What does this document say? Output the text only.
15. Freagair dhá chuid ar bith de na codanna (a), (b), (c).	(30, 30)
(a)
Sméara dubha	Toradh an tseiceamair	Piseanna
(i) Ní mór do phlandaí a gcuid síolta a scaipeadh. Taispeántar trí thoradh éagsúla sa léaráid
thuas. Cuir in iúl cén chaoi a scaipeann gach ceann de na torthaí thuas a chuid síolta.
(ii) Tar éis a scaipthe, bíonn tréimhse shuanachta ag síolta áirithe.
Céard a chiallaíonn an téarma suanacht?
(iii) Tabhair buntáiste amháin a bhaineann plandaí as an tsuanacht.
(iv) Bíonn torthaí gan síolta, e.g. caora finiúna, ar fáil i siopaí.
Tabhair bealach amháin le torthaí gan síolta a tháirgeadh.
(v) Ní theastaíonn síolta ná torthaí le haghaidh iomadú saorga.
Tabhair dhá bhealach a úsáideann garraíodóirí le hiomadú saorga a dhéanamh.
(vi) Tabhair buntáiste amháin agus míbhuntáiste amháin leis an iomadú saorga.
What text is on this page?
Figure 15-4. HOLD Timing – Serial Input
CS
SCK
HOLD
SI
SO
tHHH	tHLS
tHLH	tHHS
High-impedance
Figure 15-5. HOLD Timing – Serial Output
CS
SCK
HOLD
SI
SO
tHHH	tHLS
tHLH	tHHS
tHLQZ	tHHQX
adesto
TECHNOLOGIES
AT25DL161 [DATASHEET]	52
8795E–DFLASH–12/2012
============
DIRECTION ::
Write the lines out exactly, from the one with "What text is on this page?" down to the last line of the listing, and leave out all others.

THE RESULT ::
What text is on this page?
Figure 15-4. HOLD Timing – Serial Input
CS
SCK
HOLD
SI
SO
tHHH	tHLS
tHLH	tHHS
High-impedance
Figure 15-5. HOLD Timing – Serial Output
CS
SCK
HOLD
SI
SO
tHHH	tHLS
tHLH	tHHS
tHLQZ	tHHQX
adesto
TECHNOLOGIES
AT25DL161 [DATASHEET]	52
8795E–DFLASH–12/2012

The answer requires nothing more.